── Data in this exercise ──
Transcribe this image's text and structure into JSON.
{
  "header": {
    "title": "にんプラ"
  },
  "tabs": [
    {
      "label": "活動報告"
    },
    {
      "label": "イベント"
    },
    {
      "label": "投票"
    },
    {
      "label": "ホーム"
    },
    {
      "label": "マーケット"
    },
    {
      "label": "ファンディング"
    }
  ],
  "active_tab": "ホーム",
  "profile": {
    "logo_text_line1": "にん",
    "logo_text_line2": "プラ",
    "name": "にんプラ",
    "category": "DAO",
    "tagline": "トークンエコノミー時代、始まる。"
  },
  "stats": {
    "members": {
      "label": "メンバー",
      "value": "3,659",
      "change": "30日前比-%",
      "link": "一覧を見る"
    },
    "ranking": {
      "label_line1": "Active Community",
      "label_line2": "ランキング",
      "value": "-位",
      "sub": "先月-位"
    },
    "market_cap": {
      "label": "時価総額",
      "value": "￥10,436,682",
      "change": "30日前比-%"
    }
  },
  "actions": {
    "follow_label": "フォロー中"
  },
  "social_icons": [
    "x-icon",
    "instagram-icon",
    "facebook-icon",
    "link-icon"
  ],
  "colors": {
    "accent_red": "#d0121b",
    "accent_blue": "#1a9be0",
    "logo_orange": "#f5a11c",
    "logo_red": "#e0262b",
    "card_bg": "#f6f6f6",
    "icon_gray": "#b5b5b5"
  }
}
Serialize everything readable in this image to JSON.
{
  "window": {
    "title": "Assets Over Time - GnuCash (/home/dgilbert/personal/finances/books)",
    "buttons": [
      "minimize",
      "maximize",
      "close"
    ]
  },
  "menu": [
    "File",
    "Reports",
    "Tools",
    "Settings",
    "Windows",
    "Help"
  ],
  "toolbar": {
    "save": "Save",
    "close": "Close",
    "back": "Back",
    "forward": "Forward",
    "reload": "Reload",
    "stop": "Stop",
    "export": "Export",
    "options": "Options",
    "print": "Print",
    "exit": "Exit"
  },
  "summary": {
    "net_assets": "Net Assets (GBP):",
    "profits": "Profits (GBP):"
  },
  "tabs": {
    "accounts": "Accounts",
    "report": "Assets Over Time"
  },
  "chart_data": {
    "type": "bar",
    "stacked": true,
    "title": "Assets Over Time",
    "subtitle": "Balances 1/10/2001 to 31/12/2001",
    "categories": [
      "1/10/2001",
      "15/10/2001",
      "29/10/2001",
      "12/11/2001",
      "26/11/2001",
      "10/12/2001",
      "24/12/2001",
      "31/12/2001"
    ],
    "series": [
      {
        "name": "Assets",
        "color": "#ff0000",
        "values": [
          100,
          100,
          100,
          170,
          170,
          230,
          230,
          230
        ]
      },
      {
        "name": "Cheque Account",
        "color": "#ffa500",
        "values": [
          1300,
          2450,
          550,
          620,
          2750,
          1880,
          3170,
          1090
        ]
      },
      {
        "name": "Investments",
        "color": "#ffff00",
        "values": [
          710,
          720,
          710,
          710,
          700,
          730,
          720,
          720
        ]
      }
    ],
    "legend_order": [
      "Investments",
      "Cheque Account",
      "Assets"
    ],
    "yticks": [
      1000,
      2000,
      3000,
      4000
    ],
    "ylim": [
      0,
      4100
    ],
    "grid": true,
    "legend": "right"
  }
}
───
Give the count of lines containing "Cheque", with no added text.

2